### [OBJECTIVE]
Write out each entry, exactly the way it appears.

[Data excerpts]
----------
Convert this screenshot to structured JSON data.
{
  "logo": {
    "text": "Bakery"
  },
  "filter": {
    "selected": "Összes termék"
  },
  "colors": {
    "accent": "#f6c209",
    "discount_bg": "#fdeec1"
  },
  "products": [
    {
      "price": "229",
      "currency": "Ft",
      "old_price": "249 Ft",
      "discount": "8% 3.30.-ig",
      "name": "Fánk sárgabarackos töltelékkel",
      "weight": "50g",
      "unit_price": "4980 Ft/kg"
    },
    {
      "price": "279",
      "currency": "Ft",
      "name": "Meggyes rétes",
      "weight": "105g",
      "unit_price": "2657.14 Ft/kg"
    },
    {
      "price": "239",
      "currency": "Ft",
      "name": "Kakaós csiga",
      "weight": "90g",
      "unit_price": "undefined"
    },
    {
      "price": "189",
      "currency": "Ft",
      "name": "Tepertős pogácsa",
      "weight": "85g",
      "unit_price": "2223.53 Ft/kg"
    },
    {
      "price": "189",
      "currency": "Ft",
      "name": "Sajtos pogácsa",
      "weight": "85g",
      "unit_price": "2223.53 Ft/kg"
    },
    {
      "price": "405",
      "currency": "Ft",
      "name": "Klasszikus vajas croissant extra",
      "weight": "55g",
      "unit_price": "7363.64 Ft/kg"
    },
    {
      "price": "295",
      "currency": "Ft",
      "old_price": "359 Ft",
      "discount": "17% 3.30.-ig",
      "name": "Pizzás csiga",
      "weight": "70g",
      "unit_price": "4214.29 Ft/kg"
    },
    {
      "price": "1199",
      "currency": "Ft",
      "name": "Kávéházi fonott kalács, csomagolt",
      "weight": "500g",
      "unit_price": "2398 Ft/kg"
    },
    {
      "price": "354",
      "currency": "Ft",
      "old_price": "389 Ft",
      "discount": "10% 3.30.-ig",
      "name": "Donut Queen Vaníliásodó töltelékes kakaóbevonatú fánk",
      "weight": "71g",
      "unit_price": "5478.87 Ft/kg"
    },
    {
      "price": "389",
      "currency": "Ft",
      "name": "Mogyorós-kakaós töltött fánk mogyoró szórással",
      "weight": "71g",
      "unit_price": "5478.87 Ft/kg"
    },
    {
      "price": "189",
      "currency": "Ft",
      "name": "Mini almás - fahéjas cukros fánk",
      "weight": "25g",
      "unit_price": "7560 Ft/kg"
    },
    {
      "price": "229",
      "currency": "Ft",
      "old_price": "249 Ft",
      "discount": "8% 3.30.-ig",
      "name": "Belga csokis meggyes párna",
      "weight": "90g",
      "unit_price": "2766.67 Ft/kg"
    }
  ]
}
----------
### [FULL ANSWER]
Convert this screenshot to structured JSON data.
{
  "logo": {
    "text": "Bakery"
  },
  "filter": {
    "selected": "Összes termék"
  },
  "colors": {
    "accent": "#f6c209",
    "discount_bg": "#fdeec1"
  },
  "products": [
    {
      "price": "229",
      "currency": "Ft",
      "old_price": "249 Ft",
      "discount": "8% 3.30.-ig",
      "name": "Fánk sárgabarackos töltelékkel",
      "weight": "50g",
      "unit_price": "4980 Ft/kg"
    },
    {
      "price": "279",
      "currency": "Ft",
      "name": "Meggyes rétes",
      "weight": "105g",
      "unit_price": "2657.14 Ft/kg"
    },
    {
      "price": "239",
      "currency": "Ft",
      "name": "Kakaós csiga",
      "weight": "90g",
      "unit_price": "undefined"
    },
    {
      "price": "189",
      "currency": "Ft",
      "name": "Tepertős pogácsa",
      "weight": "85g",
      "unit_price": "2223.53 Ft/kg"
    },
    {
      "price": "189",
      "currency": "Ft",
      "name": "Sajtos pogácsa",
      "weight": "85g",
      "unit_price": "2223.53 Ft/kg"
    },
    {
      "price": "405",
      "currency": "Ft",
      "name": "Klasszikus vajas croissant extra",
      "weight": "55g",
      "unit_price": "7363.64 Ft/kg"
    },
    {
      "price": "295",
      "currency": "Ft",
      "old_price": "359 Ft",
      "discount": "17% 3.30.-ig",
      "name": "Pizzás csiga",
      "weight": "70g",
      "unit_price": "4214.29 Ft/kg"
    },
    {
      "price": "1199",
      "currency": "Ft",
      "name": "Kávéházi fonott kalács, csomagolt",
      "weight": "500g",
      "unit_price": "2398 Ft/kg"
    },
    {
      "price": "354",
      "currency": "Ft",
      "old_price": "389 Ft",
      "discount": "10% 3.30.-ig",
      "name": "Donut Queen Vaníliásodó töltelékes kakaóbevonatú fánk",
      "weight": "71g",
      "unit_price": "5478.87 Ft/kg"
    },
    {
      "price": "389",
      "currency": "Ft",
      "name": "Mogyorós-kakaós töltött fánk mogyoró szórással",
      "weight": "71g",
      "unit_price": "5478.87 Ft/kg"
    },
    {
      "price": "189",
      "currency": "Ft",
      "name": "Mini almás - fahéjas cukros fánk",
      "weight": "25g",
      "unit_price": "7560 Ft/kg"
    },
    {
      "price": "229",
      "currency": "Ft",
      "old_price": "249 Ft",
      "discount": "8% 3.30.-ig",
      "name": "Belga csokis meggyes párna",
      "weight": "90g",
      "unit_price": "2766.67 Ft/kg"
    }
  ]
}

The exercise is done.